> _Problem requirements_
Please retype the records below exactly, leaving out any pictures.
-- Start --
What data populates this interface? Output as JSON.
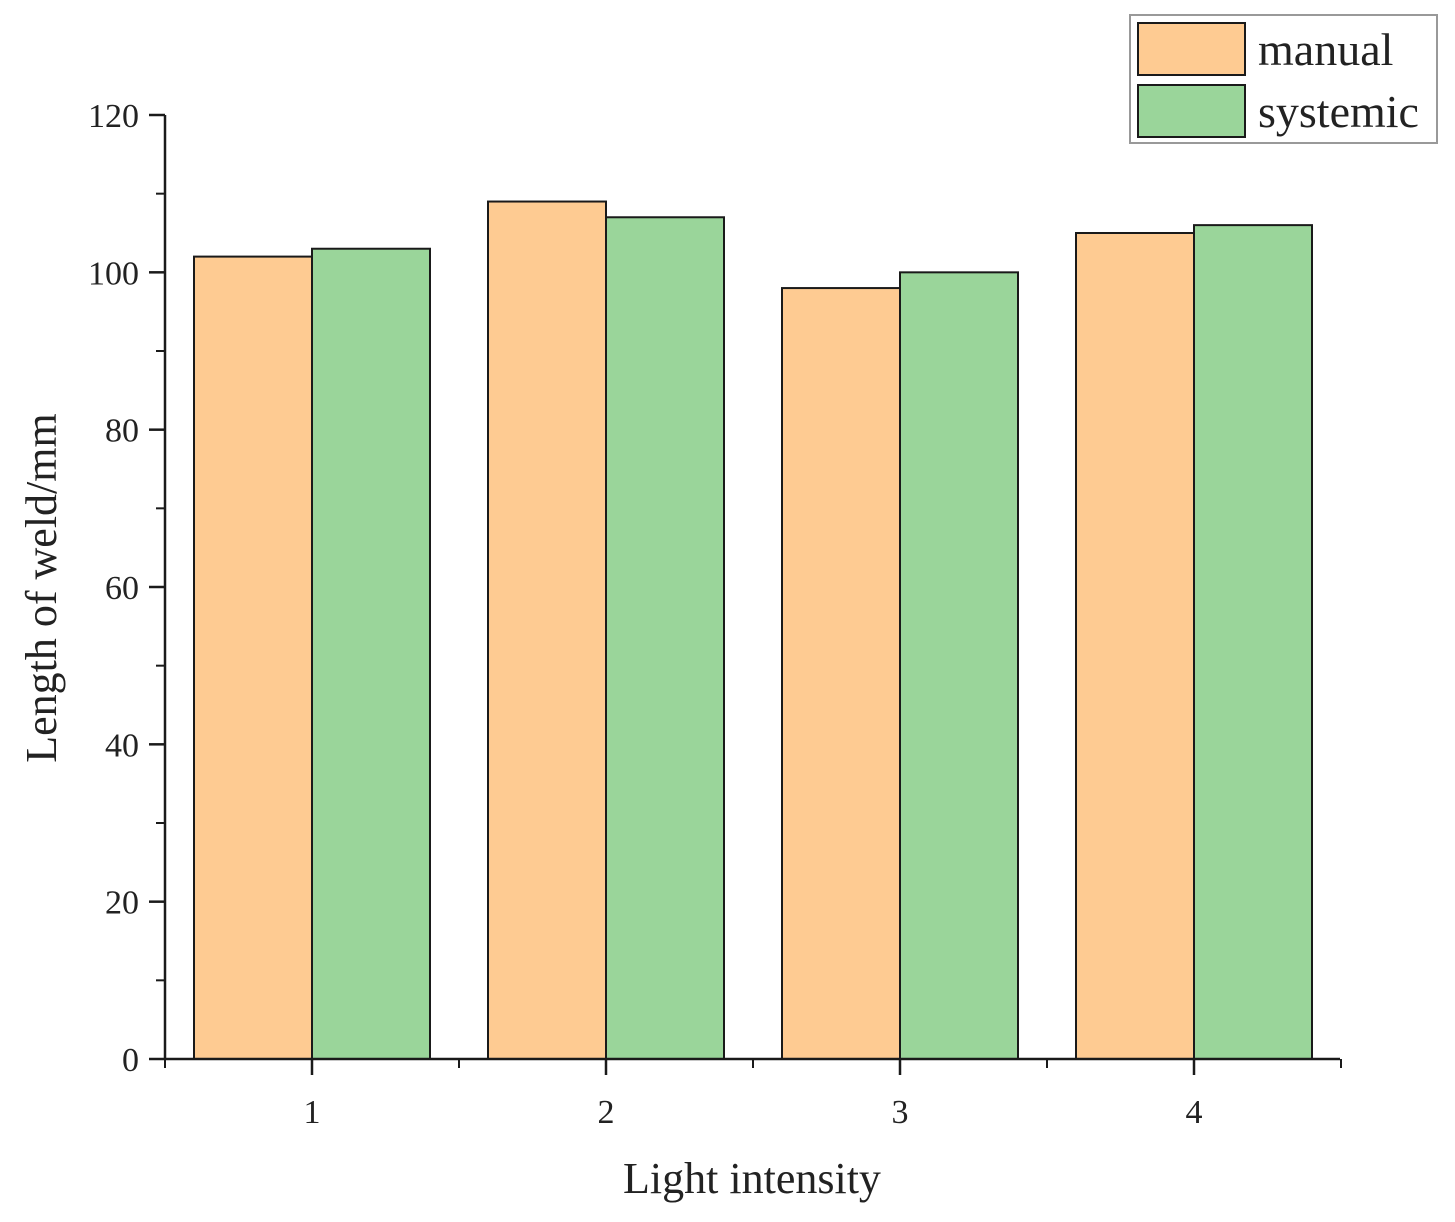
{
  "chart_data": {
    "type": "bar",
    "xlabel": "Light intensity",
    "ylabel": "Length of weld/mm",
    "categories": [
      "1",
      "2",
      "3",
      "4"
    ],
    "series": [
      {
        "name": "manual",
        "color": "#FECB92",
        "values": [
          102,
          109,
          98,
          105
        ]
      },
      {
        "name": "systemic",
        "color": "#9AD59A",
        "values": [
          103,
          107,
          100,
          106
        ]
      }
    ],
    "ylim": [
      0,
      120
    ],
    "yticks": [
      0,
      20,
      40,
      60,
      80,
      100,
      120
    ],
    "yticks_minor_step": 10,
    "grid": false,
    "legend_position": "top-right"
  }
}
-- End --
> _Task answer_
What data populates this interface? Output as JSON.
{
  "chart_data": {
    "type": "bar",
    "xlabel": "Light intensity",
    "ylabel": "Length of weld/mm",
    "categories": [
      "1",
      "2",
      "3",
      "4"
    ],
    "series": [
      {
        "name": "manual",
        "color": "#FECB92",
        "values": [
          102,
          109,
          98,
          105
        ]
      },
      {
        "name": "systemic",
        "color": "#9AD59A",
        "values": [
          103,
          107,
          100,
          106
        ]
      }
    ],
    "ylim": [
      0,
      120
    ],
    "yticks": [
      0,
      20,
      40,
      60,
      80,
      100,
      120
    ],
    "yticks_minor_step": 10,
    "grid": false,
    "legend_position": "top-right"
  }
}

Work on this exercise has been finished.